• TASK STATEMENT: Copy out, word for word, the lines in the records below from the line with "row-header[interactable] <box>10 521" to the line with "table-row[interactable]: BOM-GG PCS", both included.

(Bounding box annotations)
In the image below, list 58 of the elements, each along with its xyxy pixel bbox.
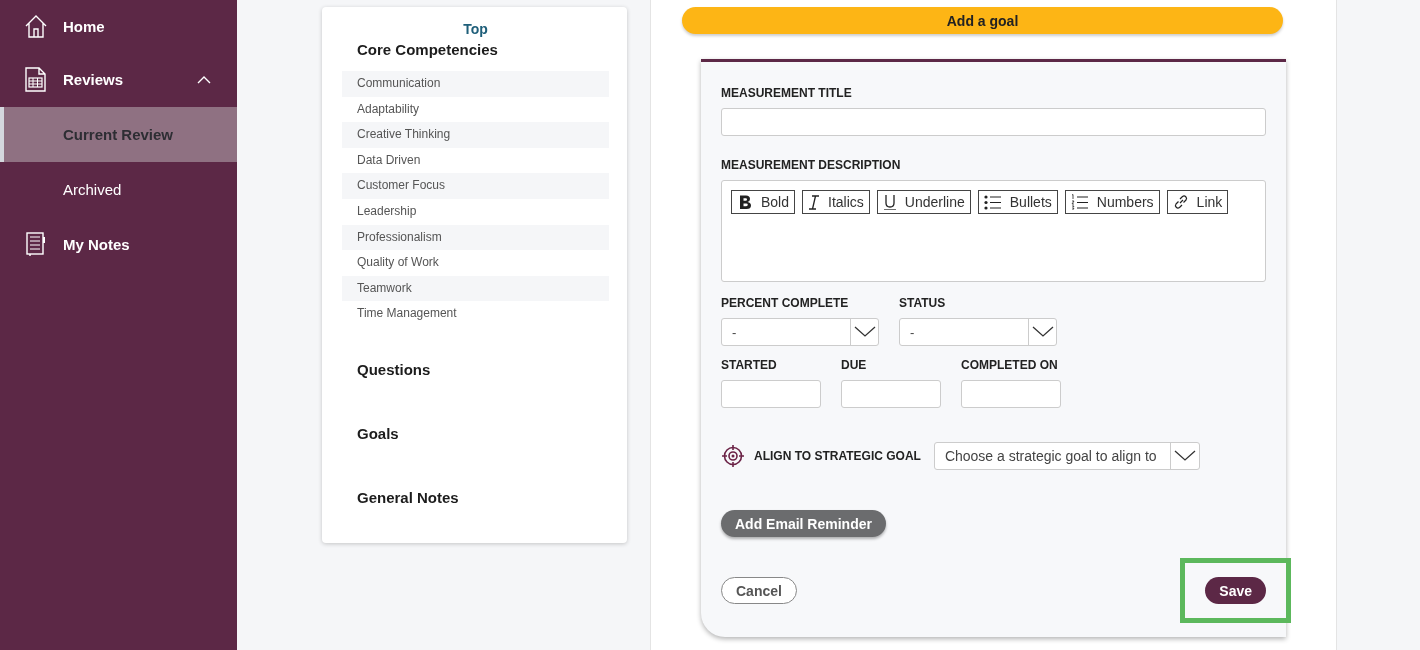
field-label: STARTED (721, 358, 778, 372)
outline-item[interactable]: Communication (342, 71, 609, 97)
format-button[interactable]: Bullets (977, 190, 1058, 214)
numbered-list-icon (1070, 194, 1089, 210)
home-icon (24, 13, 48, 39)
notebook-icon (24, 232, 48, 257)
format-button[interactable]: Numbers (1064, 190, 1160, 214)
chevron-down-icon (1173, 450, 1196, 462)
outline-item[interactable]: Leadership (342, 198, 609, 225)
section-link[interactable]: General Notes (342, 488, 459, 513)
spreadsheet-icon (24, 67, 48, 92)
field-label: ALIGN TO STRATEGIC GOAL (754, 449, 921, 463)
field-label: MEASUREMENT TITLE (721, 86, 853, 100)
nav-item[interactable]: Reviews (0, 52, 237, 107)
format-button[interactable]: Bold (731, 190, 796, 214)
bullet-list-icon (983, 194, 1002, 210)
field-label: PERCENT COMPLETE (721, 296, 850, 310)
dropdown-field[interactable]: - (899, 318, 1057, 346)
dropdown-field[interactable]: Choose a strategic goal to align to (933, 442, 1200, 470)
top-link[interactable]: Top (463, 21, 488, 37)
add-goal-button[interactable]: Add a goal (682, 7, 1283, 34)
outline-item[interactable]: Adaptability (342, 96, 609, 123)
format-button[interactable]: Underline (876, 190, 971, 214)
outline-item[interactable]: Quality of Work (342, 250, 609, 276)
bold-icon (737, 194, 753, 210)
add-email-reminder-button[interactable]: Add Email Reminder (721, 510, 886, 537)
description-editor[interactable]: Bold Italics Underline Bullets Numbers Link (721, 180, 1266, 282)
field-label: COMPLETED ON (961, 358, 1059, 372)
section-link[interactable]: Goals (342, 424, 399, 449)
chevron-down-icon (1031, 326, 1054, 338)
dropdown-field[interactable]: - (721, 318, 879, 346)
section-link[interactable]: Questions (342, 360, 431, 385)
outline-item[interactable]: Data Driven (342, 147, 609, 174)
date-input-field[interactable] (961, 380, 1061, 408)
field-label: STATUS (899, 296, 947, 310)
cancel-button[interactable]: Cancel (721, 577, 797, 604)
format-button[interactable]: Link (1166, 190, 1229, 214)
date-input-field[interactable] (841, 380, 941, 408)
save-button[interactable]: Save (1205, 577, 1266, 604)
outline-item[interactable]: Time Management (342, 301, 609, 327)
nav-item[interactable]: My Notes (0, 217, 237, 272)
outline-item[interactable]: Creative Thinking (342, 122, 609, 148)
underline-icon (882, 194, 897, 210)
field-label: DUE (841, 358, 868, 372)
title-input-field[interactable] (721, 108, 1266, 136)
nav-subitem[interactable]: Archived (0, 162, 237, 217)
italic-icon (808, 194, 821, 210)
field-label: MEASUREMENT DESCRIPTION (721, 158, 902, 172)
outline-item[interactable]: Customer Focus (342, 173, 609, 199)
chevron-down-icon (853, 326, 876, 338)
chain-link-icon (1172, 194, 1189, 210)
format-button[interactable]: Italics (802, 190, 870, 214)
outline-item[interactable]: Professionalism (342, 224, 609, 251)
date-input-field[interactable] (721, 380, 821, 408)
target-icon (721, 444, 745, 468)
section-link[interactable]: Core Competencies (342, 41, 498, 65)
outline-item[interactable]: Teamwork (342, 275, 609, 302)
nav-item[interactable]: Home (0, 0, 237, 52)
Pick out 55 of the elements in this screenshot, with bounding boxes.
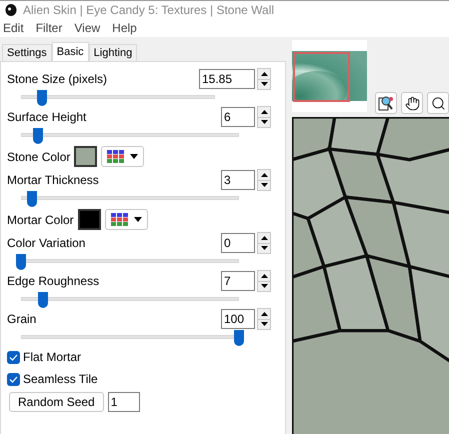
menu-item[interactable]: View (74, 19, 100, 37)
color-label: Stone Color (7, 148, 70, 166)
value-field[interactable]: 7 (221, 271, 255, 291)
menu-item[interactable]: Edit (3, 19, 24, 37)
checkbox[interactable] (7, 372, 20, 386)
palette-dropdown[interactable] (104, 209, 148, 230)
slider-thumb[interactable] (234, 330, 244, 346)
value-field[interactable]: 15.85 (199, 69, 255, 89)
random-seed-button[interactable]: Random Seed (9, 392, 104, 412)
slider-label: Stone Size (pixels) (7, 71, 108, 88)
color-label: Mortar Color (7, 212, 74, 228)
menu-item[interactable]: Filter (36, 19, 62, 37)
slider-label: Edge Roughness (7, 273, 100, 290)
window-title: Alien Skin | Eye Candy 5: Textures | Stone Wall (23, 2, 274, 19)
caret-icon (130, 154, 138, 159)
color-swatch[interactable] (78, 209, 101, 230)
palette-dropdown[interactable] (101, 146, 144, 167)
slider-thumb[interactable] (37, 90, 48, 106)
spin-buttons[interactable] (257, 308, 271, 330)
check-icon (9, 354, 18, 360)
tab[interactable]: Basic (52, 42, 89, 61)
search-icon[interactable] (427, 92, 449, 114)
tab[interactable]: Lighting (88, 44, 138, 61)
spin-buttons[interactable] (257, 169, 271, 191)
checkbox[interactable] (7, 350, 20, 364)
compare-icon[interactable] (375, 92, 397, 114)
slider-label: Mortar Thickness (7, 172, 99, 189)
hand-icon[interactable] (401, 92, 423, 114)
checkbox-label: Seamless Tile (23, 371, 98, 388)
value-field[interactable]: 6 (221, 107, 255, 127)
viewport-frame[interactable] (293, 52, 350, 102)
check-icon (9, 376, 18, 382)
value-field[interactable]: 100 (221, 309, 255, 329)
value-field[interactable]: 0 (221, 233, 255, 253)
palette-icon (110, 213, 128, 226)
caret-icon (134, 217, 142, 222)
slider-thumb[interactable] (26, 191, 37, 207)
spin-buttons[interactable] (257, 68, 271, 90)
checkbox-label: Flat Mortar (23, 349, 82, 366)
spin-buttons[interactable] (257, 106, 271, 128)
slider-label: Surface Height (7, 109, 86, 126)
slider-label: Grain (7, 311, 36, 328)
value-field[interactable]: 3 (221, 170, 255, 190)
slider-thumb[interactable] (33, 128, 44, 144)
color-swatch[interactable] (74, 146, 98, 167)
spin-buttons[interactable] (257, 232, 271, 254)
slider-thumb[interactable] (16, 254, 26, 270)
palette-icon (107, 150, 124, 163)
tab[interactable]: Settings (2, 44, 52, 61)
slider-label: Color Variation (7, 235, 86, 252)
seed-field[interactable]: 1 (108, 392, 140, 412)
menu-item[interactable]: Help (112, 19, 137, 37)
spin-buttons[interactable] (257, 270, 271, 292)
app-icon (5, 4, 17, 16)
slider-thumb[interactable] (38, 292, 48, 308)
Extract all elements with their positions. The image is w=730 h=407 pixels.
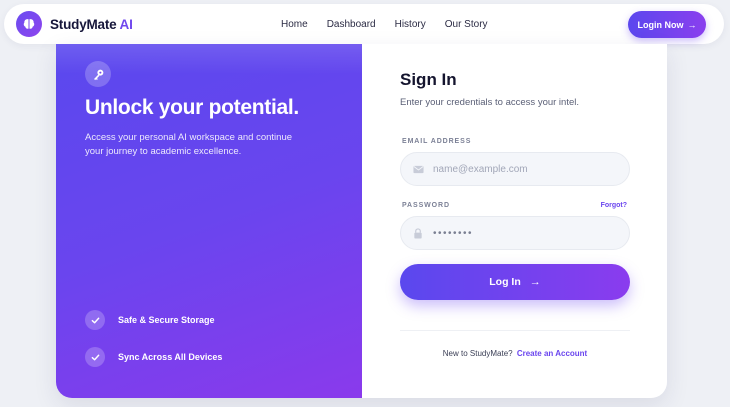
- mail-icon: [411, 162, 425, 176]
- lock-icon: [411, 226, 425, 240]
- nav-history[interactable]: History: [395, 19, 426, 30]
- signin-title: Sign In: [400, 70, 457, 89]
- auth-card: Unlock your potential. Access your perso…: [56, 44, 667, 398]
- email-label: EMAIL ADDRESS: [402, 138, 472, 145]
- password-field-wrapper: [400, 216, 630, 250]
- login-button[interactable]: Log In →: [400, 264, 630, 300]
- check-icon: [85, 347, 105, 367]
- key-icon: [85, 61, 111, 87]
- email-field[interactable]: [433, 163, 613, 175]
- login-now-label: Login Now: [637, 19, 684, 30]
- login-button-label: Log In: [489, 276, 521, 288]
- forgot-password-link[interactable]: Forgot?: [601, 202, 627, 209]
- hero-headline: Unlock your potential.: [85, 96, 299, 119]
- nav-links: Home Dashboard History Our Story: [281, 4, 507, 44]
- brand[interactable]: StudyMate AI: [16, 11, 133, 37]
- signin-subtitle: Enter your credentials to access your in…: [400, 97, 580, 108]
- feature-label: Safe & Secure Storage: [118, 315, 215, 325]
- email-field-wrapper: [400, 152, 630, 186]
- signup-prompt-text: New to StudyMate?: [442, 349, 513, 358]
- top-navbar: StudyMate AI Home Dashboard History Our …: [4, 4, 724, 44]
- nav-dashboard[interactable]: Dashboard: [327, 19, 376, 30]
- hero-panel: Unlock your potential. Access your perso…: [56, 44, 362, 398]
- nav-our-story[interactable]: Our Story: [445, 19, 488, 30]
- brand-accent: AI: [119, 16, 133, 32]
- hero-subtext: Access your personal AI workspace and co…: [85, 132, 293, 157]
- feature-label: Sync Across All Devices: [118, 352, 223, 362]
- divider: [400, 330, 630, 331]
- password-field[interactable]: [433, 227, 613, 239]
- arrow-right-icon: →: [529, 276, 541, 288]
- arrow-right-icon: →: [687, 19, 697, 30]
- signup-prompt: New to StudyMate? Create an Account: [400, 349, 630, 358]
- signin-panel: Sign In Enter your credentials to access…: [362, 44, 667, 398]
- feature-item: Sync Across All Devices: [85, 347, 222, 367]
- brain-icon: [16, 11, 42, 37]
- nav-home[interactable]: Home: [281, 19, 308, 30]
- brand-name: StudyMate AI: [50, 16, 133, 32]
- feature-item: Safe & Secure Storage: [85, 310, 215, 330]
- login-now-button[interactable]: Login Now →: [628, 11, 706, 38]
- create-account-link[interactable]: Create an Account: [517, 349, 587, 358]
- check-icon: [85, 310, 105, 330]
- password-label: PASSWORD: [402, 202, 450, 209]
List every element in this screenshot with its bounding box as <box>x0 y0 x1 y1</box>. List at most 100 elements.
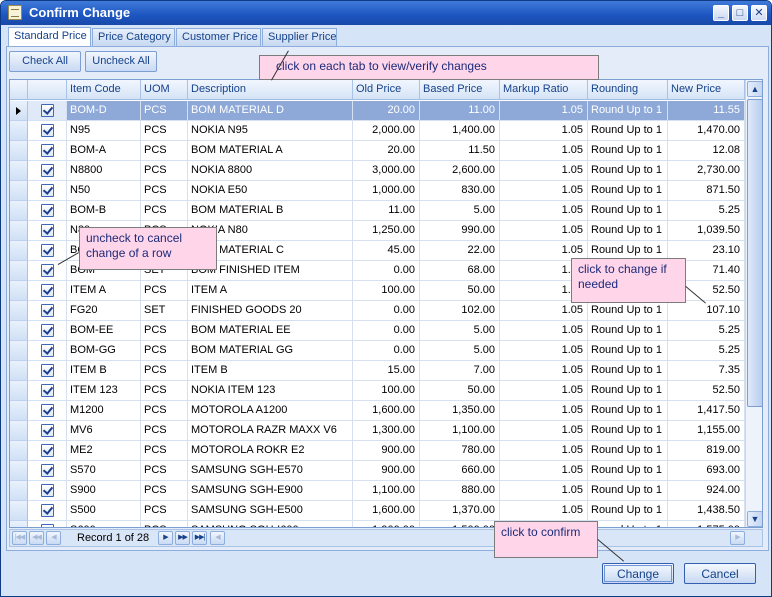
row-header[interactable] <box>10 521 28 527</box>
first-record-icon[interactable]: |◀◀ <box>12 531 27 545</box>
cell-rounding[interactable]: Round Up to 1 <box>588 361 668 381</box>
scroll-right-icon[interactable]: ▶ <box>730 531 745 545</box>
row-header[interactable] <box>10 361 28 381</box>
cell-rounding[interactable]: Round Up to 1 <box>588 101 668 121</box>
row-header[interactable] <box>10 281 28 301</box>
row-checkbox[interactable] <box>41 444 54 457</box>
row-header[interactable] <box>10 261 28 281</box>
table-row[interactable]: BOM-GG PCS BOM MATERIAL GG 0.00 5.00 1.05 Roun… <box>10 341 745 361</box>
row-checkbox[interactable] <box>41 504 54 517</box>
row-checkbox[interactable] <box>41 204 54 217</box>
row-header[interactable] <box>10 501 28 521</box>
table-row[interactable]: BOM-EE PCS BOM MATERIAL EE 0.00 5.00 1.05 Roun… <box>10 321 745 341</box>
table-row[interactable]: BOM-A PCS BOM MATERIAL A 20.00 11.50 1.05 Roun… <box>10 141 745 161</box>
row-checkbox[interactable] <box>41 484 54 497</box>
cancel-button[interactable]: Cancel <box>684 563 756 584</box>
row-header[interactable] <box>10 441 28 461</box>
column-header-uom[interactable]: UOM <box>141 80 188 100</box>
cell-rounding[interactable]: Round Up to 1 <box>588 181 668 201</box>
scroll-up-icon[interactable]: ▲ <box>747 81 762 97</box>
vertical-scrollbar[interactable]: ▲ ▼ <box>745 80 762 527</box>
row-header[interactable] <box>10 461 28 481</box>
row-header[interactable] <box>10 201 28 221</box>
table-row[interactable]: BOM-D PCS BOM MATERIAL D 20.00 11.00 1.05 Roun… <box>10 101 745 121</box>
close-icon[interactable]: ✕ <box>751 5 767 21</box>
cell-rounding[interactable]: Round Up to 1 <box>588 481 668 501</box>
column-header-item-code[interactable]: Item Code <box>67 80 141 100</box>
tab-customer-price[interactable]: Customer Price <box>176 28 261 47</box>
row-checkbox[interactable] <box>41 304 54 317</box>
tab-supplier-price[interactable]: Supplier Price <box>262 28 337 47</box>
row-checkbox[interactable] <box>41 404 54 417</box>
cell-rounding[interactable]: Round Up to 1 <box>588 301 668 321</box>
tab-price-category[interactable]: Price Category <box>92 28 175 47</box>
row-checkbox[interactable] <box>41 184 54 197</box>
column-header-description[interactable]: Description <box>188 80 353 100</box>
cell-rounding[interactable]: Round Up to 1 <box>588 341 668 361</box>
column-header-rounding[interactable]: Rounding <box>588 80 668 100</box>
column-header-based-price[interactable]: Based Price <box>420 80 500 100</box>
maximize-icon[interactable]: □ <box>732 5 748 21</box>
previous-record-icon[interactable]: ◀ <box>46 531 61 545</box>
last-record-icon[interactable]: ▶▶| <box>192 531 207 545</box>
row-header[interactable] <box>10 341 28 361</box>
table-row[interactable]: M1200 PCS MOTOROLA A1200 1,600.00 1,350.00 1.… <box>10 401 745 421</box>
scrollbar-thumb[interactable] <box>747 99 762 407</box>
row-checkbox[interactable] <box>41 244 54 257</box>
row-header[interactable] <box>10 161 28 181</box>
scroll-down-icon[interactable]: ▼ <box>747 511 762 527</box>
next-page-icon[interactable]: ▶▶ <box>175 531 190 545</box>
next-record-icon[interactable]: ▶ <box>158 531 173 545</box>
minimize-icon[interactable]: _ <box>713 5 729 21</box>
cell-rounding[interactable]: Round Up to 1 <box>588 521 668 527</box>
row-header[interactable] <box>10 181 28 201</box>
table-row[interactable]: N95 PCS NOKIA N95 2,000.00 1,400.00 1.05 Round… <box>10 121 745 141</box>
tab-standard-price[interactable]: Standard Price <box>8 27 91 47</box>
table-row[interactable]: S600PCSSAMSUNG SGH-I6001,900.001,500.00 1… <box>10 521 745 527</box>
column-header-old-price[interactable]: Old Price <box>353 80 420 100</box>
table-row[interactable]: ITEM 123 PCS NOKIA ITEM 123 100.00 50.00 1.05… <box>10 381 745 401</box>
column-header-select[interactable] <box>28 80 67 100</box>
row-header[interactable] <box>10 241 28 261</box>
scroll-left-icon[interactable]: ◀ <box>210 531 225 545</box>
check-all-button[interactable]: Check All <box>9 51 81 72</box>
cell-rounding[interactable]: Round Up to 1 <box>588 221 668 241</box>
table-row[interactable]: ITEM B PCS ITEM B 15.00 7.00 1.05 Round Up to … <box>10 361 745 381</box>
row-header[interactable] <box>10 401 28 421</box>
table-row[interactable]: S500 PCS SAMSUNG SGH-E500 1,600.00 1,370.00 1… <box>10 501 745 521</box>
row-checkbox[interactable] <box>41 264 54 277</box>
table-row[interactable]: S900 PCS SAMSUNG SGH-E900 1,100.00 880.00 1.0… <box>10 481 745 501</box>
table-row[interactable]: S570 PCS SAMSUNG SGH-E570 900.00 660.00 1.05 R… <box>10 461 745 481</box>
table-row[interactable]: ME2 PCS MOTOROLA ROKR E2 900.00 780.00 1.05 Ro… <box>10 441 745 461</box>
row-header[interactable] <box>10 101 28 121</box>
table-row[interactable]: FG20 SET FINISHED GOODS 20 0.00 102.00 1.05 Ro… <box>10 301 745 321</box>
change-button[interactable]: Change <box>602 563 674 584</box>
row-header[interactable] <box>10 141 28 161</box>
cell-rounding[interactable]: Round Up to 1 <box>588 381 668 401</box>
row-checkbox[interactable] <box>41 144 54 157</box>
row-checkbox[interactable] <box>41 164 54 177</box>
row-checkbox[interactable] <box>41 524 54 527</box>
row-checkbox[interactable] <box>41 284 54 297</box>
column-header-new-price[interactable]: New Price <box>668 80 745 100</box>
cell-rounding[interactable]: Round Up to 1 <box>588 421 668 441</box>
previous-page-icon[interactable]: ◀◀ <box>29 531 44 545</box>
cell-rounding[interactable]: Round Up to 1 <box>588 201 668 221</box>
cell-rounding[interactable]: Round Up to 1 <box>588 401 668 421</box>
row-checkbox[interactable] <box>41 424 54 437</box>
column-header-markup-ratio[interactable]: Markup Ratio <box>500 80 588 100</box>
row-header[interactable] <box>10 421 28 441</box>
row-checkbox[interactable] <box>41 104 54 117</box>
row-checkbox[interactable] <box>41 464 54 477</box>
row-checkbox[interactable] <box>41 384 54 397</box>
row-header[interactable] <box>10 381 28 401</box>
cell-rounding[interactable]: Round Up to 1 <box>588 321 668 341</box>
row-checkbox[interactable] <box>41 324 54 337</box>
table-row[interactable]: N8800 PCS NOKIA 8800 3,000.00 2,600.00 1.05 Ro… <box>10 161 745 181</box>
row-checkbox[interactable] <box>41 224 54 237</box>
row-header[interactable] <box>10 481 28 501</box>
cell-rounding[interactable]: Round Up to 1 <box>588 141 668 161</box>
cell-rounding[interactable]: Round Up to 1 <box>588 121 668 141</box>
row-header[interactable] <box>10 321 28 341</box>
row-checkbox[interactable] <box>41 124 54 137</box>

• TASK RESPONSE:
row-header[interactable] <box>10 521 28 527</box>
first-record-icon[interactable]: |◀◀ <box>12 531 27 545</box>
cell-rounding[interactable]: Round Up to 1 <box>588 361 668 381</box>
scroll-right-icon[interactable]: ▶ <box>730 531 745 545</box>
row-header[interactable] <box>10 361 28 381</box>
cell-rounding[interactable]: Round Up to 1 <box>588 101 668 121</box>
row-header[interactable] <box>10 281 28 301</box>
row-checkbox[interactable] <box>41 444 54 457</box>
row-header[interactable] <box>10 261 28 281</box>
table-row[interactable]: BOM-GG PCS BOM MATERIAL GG 0.00 5.00 1.05 Roun… <box>10 341 745 361</box>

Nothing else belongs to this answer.